- _Text excerpt_
****************
There were some bright spots on these disagreeable journeys. One day as I was coming out of a hall in Duluth where I had been rehearsing for the concert we were giving that evening, I ran into a man I knew, an Englishman whom I had not seen since I was in London.
"There!" he exclaimed, "I knew it was you!"
"Did you see the advertisement?" I asked.
"No," he returned, "I'm just off the yacht that's lying out there in the Lake. I'm out looking into some mining interests, you know. I heard your voice from the boat and I knew it must be you, so I thought I'd take a run on shore and look you up."
But such pleasant experiences were the exception. The South in general was in a particularly blind and dull condition just then. The people could not conceive of any amusement that was not intended literally to "amuse." They felt it incumbent to laugh at everything. My cheval de bataille was the Polonaise from Mignon, at the end of which I had introduced some chromatic trills. It is a wonderful piece and required a great deal of genuine technique to master. A portion of the house would appreciate it, of course, but on one occasion a detestable young couple thought the trills were intended to be humorous. Whenever I sang a trill they would poke each other in the ribs and giggle and, when there was a series of the chromatic trills, they nearly burst. The chromatics introduced by me were never written. They went like this:
One disapproving unit in an audience can spoil a whole evening for a singer. I recall one concert when I was obsessed by a man in the front row. He would not even look at me. Possibly he considered that I was a spoiled creature and he did not wish to aid and abet the spoiling, or, perhaps, he was really bored and disgusted. At any rate, he kept his eyes fixed on a point high over my head and not with a beatific expression, either. He clearly did not think much of my work. Well—I sang my whole programme to that one man. And I was a failure. Charmed I ever so wisely, I could not really move him. But I did make him uncomfortable! He wriggled and sat sidewise and clearly was uneasy. He must have felt that I was trying to win him over in spite of himself. I sometimes wonder if other singers do the same with obdurate auditors? Surely they must, for it is a sort of fetish of the profession that there is always one person present who is by far the most difficult to charm. In that clever play The Concert the pianist tells the young woman in love with him that he was first interested in her when he saw her in the audience because she did not cry. He played his best in order to moisten her eyes and, when he saw a tear roll down her cheek, he knew that he had triumphed as an artist. Our audiences were frequently inert and indiscriminating. One night an usher brought me a programme from some one in the audience with a suggestion scribbled on the margin:
"Can't you sing something devilish for a change?"
****************
- _Entries shown_
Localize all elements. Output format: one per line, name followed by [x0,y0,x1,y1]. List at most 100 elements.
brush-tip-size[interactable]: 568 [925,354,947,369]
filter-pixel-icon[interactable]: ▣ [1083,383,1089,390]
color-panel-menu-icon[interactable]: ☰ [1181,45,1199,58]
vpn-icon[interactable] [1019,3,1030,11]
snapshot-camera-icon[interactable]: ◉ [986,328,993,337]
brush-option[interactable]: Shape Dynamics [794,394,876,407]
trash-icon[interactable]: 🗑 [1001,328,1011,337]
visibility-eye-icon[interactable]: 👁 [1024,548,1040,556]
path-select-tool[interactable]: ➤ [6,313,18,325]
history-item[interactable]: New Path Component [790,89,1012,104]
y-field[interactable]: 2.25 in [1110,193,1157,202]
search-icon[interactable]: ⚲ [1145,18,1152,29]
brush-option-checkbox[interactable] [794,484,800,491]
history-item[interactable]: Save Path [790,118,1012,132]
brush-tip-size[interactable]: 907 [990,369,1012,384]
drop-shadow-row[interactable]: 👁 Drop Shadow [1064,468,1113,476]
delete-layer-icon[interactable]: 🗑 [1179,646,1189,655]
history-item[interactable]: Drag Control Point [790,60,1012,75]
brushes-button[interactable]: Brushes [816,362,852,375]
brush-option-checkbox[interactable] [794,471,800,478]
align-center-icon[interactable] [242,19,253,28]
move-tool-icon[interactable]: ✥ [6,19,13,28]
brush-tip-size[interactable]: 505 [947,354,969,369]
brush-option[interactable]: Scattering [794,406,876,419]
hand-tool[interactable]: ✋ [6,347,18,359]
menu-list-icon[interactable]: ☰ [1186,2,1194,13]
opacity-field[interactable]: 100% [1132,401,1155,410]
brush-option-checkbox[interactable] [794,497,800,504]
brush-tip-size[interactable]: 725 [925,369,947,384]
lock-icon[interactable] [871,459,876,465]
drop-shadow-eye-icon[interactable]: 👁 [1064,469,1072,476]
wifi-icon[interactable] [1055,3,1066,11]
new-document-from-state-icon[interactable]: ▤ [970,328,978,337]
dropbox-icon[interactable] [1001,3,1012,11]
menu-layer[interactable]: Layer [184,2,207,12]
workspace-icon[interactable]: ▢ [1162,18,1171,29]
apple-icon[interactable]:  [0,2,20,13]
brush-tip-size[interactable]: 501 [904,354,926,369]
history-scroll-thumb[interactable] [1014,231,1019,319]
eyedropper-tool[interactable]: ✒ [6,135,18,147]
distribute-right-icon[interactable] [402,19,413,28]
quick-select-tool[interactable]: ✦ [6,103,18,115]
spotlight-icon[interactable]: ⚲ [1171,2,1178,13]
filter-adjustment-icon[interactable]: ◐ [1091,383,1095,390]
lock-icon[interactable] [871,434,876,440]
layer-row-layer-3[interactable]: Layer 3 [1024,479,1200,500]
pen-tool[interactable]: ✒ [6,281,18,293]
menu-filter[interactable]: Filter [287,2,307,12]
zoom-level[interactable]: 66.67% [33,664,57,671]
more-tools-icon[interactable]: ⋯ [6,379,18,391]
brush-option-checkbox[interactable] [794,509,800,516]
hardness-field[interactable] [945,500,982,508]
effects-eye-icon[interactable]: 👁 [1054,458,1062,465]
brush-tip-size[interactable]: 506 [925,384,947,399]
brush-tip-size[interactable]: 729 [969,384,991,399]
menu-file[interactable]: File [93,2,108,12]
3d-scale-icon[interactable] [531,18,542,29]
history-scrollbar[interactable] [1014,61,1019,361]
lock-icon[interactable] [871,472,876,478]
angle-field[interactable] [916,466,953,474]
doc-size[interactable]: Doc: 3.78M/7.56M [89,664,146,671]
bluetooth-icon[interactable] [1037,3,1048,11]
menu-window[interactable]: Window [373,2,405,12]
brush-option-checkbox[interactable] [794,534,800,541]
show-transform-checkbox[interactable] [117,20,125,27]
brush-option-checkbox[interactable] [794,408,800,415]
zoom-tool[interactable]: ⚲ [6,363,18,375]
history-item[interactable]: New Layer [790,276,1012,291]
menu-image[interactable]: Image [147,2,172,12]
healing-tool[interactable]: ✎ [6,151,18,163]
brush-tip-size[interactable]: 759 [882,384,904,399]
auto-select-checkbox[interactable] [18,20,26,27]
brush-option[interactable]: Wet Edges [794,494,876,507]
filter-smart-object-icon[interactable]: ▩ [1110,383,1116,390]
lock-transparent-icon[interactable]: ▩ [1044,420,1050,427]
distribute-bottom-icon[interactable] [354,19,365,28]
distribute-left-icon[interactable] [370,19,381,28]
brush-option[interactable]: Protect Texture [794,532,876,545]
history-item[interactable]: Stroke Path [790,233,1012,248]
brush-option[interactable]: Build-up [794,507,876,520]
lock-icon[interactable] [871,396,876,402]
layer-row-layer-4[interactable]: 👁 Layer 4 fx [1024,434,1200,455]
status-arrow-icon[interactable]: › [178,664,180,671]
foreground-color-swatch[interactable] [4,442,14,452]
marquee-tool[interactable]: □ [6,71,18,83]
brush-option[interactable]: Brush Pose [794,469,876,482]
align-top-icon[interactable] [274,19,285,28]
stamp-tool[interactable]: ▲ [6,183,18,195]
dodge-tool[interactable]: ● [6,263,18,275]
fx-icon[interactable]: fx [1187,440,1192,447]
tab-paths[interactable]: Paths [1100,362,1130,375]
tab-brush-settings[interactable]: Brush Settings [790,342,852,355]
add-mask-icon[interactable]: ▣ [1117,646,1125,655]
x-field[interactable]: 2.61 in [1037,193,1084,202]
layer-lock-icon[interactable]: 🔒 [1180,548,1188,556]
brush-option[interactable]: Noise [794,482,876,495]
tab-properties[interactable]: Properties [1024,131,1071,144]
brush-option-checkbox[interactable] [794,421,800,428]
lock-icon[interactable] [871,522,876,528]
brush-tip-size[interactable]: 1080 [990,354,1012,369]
****************
- _Work order_
Carry on the singer's memoir of concert tours past its last line. The records have nothing to do with this.

- _Output of the task_
I believe they really wanted a song and dance, or a tight-rope exhibition. We had a baritone who sang well "The Evening Star" from Tannhauser and his performance frequently ended in a chill silence with a bit of half-hearted clapping. He had a sense of humour and he used to come off the stage and say:
"That didn't go very well! Do you think I'd better do my bicycle act next?"